### YOUR OBJECTIVE
Copy the data precisely, keeping every character.

### DATA ROWS
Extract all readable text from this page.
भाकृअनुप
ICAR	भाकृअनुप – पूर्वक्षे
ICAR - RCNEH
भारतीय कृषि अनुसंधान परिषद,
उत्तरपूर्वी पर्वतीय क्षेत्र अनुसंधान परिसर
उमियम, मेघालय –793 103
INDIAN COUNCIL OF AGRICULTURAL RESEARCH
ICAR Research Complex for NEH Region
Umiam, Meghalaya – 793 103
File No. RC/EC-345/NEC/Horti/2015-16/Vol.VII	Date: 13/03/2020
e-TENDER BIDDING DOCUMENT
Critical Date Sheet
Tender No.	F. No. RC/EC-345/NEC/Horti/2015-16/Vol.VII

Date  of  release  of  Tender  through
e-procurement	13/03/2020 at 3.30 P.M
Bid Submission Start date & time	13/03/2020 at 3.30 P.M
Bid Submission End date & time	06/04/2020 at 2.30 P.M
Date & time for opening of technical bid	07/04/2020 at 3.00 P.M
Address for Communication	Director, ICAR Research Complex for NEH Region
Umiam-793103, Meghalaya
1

### RESPONSE FOR THIS EXERCISE
Extract all readable text from this page.
भाकृअनुप
ICAR	भाकृअनुप – पूर्वक्षे
ICAR - RCNEH
भारतीय कृषि अनुसंधान परिषद,
उत्तरपूर्वी पर्वतीय क्षेत्र अनुसंधान परिसर
उमियम, मेघालय –793 103
INDIAN COUNCIL OF AGRICULTURAL RESEARCH
ICAR Research Complex for NEH Region
Umiam, Meghalaya – 793 103
File No. RC/EC-345/NEC/Horti/2015-16/Vol.VII	Date: 13/03/2020
e-TENDER BIDDING DOCUMENT
Critical Date Sheet
Tender No.	F. No. RC/EC-345/NEC/Horti/2015-16/Vol.VII

Date  of  release  of  Tender  through
e-procurement	13/03/2020 at 3.30 P.M
Bid Submission Start date & time	13/03/2020 at 3.30 P.M
Bid Submission End date & time	06/04/2020 at 2.30 P.M
Date & time for opening of technical bid	07/04/2020 at 3.00 P.M
Address for Communication	Director, ICAR Research Complex for NEH Region
Umiam-793103, Meghalaya
1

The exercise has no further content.